▶ [Exercise goal]:
Can the data below be echoed back word for word?

▶ [Input records]:
################
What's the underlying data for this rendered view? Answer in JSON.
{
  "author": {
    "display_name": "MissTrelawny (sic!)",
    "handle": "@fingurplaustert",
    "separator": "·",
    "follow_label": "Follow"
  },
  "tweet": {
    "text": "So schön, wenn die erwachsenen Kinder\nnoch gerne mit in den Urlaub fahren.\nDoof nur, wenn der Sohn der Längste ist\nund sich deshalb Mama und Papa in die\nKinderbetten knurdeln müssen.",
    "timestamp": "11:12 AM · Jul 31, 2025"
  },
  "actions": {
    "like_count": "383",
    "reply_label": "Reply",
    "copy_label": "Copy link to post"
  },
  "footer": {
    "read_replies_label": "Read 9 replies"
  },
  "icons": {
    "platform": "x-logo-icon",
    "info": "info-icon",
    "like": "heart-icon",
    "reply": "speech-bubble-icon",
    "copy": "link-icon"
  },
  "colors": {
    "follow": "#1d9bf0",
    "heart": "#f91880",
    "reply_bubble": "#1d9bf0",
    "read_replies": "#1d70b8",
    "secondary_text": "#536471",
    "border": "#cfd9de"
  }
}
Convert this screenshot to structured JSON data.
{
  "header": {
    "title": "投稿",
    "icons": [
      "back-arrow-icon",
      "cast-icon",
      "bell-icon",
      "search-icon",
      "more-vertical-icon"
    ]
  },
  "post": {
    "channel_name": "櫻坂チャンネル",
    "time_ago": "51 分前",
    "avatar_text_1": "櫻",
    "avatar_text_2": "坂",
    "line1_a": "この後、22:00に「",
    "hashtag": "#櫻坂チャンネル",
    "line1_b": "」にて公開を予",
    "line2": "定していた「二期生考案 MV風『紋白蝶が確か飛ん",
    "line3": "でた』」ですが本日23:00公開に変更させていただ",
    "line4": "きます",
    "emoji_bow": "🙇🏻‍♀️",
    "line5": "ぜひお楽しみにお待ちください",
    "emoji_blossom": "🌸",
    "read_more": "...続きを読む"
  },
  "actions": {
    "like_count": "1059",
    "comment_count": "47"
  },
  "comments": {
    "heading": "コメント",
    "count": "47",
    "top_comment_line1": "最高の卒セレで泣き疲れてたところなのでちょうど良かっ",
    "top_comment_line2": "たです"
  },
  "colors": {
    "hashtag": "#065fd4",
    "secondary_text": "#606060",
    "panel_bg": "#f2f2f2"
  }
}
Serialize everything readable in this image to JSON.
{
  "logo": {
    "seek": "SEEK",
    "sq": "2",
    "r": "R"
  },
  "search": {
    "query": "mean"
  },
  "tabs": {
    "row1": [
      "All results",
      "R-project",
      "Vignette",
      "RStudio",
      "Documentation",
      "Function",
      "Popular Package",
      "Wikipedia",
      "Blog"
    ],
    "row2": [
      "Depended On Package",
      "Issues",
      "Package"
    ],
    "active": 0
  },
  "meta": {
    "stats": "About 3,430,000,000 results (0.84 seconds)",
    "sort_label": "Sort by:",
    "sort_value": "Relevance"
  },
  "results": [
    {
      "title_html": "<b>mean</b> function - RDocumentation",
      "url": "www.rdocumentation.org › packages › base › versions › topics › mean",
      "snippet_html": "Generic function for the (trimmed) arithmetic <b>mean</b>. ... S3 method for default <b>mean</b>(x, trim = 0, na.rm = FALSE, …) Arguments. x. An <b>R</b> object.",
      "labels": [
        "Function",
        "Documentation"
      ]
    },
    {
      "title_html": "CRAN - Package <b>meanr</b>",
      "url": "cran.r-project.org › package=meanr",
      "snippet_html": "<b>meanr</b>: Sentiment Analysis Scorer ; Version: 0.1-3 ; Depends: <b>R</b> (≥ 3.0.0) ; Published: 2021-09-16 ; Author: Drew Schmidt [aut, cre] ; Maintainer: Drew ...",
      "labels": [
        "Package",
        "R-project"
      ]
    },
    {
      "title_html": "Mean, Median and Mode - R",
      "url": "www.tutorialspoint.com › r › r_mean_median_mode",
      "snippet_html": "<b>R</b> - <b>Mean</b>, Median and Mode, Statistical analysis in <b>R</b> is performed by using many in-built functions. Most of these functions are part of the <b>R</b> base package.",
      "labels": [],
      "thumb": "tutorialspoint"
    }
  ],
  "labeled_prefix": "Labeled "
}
################
▶ [Complete response]:
What's the underlying data for this rendered view? Answer in JSON.
{
  "author": {
    "display_name": "MissTrelawny (sic!)",
    "handle": "@fingurplaustert",
    "separator": "·",
    "follow_label": "Follow"
  },
  "tweet": {
    "text": "So schön, wenn die erwachsenen Kinder\nnoch gerne mit in den Urlaub fahren.\nDoof nur, wenn der Sohn der Längste ist\nund sich deshalb Mama und Papa in die\nKinderbetten knurdeln müssen.",
    "timestamp": "11:12 AM · Jul 31, 2025"
  },
  "actions": {
    "like_count": "383",
    "reply_label": "Reply",
    "copy_label": "Copy link to post"
  },
  "footer": {
    "read_replies_label": "Read 9 replies"
  },
  "icons": {
    "platform": "x-logo-icon",
    "info": "info-icon",
    "like": "heart-icon",
    "reply": "speech-bubble-icon",
    "copy": "link-icon"
  },
  "colors": {
    "follow": "#1d9bf0",
    "heart": "#f91880",
    "reply_bubble": "#1d9bf0",
    "read_replies": "#1d70b8",
    "secondary_text": "#536471",
    "border": "#cfd9de"
  }
}
Convert this screenshot to structured JSON data.
{
  "header": {
    "title": "投稿",
    "icons": [
      "back-arrow-icon",
      "cast-icon",
      "bell-icon",
      "search-icon",
      "more-vertical-icon"
    ]
  },
  "post": {
    "channel_name": "櫻坂チャンネル",
    "time_ago": "51 分前",
    "avatar_text_1": "櫻",
    "avatar_text_2": "坂",
    "line1_a": "この後、22:00に「",
    "hashtag": "#櫻坂チャンネル",
    "line1_b": "」にて公開を予",
    "line2": "定していた「二期生考案 MV風『紋白蝶が確か飛ん",
    "line3": "でた』」ですが本日23:00公開に変更させていただ",
    "line4": "きます",
    "emoji_bow": "🙇🏻‍♀️",
    "line5": "ぜひお楽しみにお待ちください",
    "emoji_blossom": "🌸",
    "read_more": "...続きを読む"
  },
  "actions": {
    "like_count": "1059",
    "comment_count": "47"
  },
  "comments": {
    "heading": "コメント",
    "count": "47",
    "top_comment_line1": "最高の卒セレで泣き疲れてたところなのでちょうど良かっ",
    "top_comment_line2": "たです"
  },
  "colors": {
    "hashtag": "#065fd4",
    "secondary_text": "#606060",
    "panel_bg": "#f2f2f2"
  }
}
Serialize everything readable in this image to JSON.
{
  "logo": {
    "seek": "SEEK",
    "sq": "2",
    "r": "R"
  },
  "search": {
    "query": "mean"
  },
  "tabs": {
    "row1": [
      "All results",
      "R-project",
      "Vignette",
      "RStudio",
      "Documentation",
      "Function",
      "Popular Package",
      "Wikipedia",
      "Blog"
    ],
    "row2": [
      "Depended On Package",
      "Issues",
      "Package"
    ],
    "active": 0
  },
  "meta": {
    "stats": "About 3,430,000,000 results (0.84 seconds)",
    "sort_label": "Sort by:",
    "sort_value": "Relevance"
  },
  "results": [
    {
      "title_html": "<b>mean</b> function - RDocumentation",
      "url": "www.rdocumentation.org › packages › base › versions › topics › mean",
      "snippet_html": "Generic function for the (trimmed) arithmetic <b>mean</b>. ... S3 method for default <b>mean</b>(x, trim = 0, na.rm = FALSE, …) Arguments. x. An <b>R</b> object.",
      "labels": [
        "Function",
        "Documentation"
      ]
    },
    {
      "title_html": "CRAN - Package <b>meanr</b>",
      "url": "cran.r-project.org › package=meanr",
      "snippet_html": "<b>meanr</b>: Sentiment Analysis Scorer ; Version: 0.1-3 ; Depends: <b>R</b> (≥ 3.0.0) ; Published: 2021-09-16 ; Author: Drew Schmidt [aut, cre] ; Maintainer: Drew ...",
      "labels": [
        "Package",
        "R-project"
      ]
    },
    {
      "title_html": "Mean, Median and Mode - R",
      "url": "www.tutorialspoint.com › r › r_mean_median_mode",
      "snippet_html": "<b>R</b> - <b>Mean</b>, Median and Mode, Statistical analysis in <b>R</b> is performed by using many in-built functions. Most of these functions are part of the <b>R</b> base package.",
      "labels": [],
      "thumb": "tutorialspoint"
    }
  ],
  "labeled_prefix": "Labeled "
}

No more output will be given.